* Exercise details
A faithful transcription of all the data is required.

Raw records:
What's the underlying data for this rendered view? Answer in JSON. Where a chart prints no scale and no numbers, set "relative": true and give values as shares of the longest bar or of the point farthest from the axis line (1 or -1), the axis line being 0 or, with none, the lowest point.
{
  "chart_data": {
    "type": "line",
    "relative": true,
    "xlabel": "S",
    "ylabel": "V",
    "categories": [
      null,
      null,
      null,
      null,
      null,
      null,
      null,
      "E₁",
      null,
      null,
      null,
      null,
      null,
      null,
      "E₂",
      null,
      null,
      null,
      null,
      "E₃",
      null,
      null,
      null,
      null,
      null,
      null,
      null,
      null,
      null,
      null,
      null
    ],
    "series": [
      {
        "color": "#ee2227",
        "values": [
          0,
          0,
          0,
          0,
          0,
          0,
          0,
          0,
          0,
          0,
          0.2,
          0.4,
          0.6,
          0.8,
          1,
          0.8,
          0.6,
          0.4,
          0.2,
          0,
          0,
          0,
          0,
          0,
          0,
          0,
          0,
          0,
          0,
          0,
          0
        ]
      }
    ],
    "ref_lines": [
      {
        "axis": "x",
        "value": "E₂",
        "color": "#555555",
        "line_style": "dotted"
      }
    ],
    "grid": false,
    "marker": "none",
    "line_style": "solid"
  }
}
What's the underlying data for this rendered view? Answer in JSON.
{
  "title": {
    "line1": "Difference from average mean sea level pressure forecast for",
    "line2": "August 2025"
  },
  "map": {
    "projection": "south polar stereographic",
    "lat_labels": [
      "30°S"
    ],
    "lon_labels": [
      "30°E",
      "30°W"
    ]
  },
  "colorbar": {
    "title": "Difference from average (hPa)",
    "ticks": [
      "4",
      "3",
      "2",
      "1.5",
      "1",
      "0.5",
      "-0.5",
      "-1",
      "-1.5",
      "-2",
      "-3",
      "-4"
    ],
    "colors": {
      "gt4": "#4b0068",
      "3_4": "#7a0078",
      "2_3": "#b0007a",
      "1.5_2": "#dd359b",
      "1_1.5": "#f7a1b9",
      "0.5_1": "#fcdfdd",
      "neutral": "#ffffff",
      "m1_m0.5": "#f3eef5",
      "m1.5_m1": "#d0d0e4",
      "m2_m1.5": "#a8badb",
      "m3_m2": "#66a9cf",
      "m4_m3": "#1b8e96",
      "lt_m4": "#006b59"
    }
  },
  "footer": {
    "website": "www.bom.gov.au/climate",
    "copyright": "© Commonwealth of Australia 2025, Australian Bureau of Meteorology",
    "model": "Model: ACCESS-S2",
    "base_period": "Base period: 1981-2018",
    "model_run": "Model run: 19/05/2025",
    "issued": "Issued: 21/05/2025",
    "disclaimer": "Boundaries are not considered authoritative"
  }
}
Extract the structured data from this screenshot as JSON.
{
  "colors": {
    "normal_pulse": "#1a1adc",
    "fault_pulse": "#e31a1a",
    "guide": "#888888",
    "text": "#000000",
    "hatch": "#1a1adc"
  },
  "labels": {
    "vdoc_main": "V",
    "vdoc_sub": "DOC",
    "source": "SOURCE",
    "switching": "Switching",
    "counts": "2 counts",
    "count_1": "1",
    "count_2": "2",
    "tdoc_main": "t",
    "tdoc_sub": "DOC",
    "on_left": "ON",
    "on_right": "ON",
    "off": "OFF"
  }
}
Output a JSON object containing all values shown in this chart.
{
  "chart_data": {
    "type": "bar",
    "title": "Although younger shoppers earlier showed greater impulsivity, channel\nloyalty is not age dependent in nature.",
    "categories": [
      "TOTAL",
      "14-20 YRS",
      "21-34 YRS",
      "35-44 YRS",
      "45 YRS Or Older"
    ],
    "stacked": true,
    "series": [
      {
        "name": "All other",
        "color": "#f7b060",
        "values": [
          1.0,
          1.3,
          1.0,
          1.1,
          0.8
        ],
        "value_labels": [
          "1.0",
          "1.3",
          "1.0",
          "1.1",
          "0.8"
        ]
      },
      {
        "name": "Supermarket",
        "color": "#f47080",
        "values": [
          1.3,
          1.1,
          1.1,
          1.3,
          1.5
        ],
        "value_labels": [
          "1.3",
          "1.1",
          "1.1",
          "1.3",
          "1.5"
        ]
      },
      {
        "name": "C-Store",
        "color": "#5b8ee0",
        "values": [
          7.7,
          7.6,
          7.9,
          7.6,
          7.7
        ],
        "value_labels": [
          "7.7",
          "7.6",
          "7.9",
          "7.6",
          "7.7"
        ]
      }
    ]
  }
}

* Result of the exercise
What's the underlying data for this rendered view? Answer in JSON. Where a chart prints no scale and no numbers, set "relative": true and give values as shares of the longest bar or of the point farthest from the axis line (1 or -1), the axis line being 0 or, with none, the lowest point.
{
  "chart_data": {
    "type": "line",
    "relative": true,
    "xlabel": "S",
    "ylabel": "V",
    "categories": [
      null,
      null,
      null,
      null,
      null,
      null,
      null,
      "E₁",
      null,
      null,
      null,
      null,
      null,
      null,
      "E₂",
      null,
      null,
      null,
      null,
      "E₃",
      null,
      null,
      null,
      null,
      null,
      null,
      null,
      null,
      null,
      null,
      null
    ],
    "series": [
      {
        "color": "#ee2227",
        "values": [
          0,
          0,
          0,
          0,
          0,
          0,
          0,
          0,
          0,
          0,
          0.2,
          0.4,
          0.6,
          0.8,
          1,
          0.8,
          0.6,
          0.4,
          0.2,
          0,
          0,
          0,
          0,
          0,
          0,
          0,
          0,
          0,
          0,
          0,
          0
        ]
      }
    ],
    "ref_lines": [
      {
        "axis": "x",
        "value": "E₂",
        "color": "#555555",
        "line_style": "dotted"
      }
    ],
    "grid": false,
    "marker": "none",
    "line_style": "solid"
  }
}
What's the underlying data for this rendered view? Answer in JSON.
{
  "title": {
    "line1": "Difference from average mean sea level pressure forecast for",
    "line2": "August 2025"
  },
  "map": {
    "projection": "south polar stereographic",
    "lat_labels": [
      "30°S"
    ],
    "lon_labels": [
      "30°E",
      "30°W"
    ]
  },
  "colorbar": {
    "title": "Difference from average (hPa)",
    "ticks": [
      "4",
      "3",
      "2",
      "1.5",
      "1",
      "0.5",
      "-0.5",
      "-1",
      "-1.5",
      "-2",
      "-3",
      "-4"
    ],
    "colors": {
      "gt4": "#4b0068",
      "3_4": "#7a0078",
      "2_3": "#b0007a",
      "1.5_2": "#dd359b",
      "1_1.5": "#f7a1b9",
      "0.5_1": "#fcdfdd",
      "neutral": "#ffffff",
      "m1_m0.5": "#f3eef5",
      "m1.5_m1": "#d0d0e4",
      "m2_m1.5": "#a8badb",
      "m3_m2": "#66a9cf",
      "m4_m3": "#1b8e96",
      "lt_m4": "#006b59"
    }
  },
  "footer": {
    "website": "www.bom.gov.au/climate",
    "copyright": "© Commonwealth of Australia 2025, Australian Bureau of Meteorology",
    "model": "Model: ACCESS-S2",
    "base_period": "Base period: 1981-2018",
    "model_run": "Model run: 19/05/2025",
    "issued": "Issued: 21/05/2025",
    "disclaimer": "Boundaries are not considered authoritative"
  }
}
Extract the structured data from this screenshot as JSON.
{
  "colors": {
    "normal_pulse": "#1a1adc",
    "fault_pulse": "#e31a1a",
    "guide": "#888888",
    "text": "#000000",
    "hatch": "#1a1adc"
  },
  "labels": {
    "vdoc_main": "V",
    "vdoc_sub": "DOC",
    "source": "SOURCE",
    "switching": "Switching",
    "counts": "2 counts",
    "count_1": "1",
    "count_2": "2",
    "tdoc_main": "t",
    "tdoc_sub": "DOC",
    "on_left": "ON",
    "on_right": "ON",
    "off": "OFF"
  }
}
Output a JSON object containing all values shown in this chart.
{
  "chart_data": {
    "type": "bar",
    "title": "Although younger shoppers earlier showed greater impulsivity, channel\nloyalty is not age dependent in nature.",
    "categories": [
      "TOTAL",
      "14-20 YRS",
      "21-34 YRS",
      "35-44 YRS",
      "45 YRS Or Older"
    ],
    "stacked": true,
    "series": [
      {
        "name": "All other",
        "color": "#f7b060",
        "values": [
          1.0,
          1.3,
          1.0,
          1.1,
          0.8
        ],
        "value_labels": [
          "1.0",
          "1.3",
          "1.0",
          "1.1",
          "0.8"
        ]
      },
      {
        "name": "Supermarket",
        "color": "#f47080",
        "values": [
          1.3,
          1.1,
          1.1,
          1.3,
          1.5
        ],
        "value_labels": [
          "1.3",
          "1.1",
          "1.1",
          "1.3",
          "1.5"
        ]
      },
      {
        "name": "C-Store",
        "color": "#5b8ee0",
        "values": [
          7.7,
          7.6,
          7.9,
          7.6,
          7.7
        ],
        "value_labels": [
          "7.7",
          "7.6",
          "7.9",
          "7.6",
          "7.7"
        ]
      }
    ]
  }
}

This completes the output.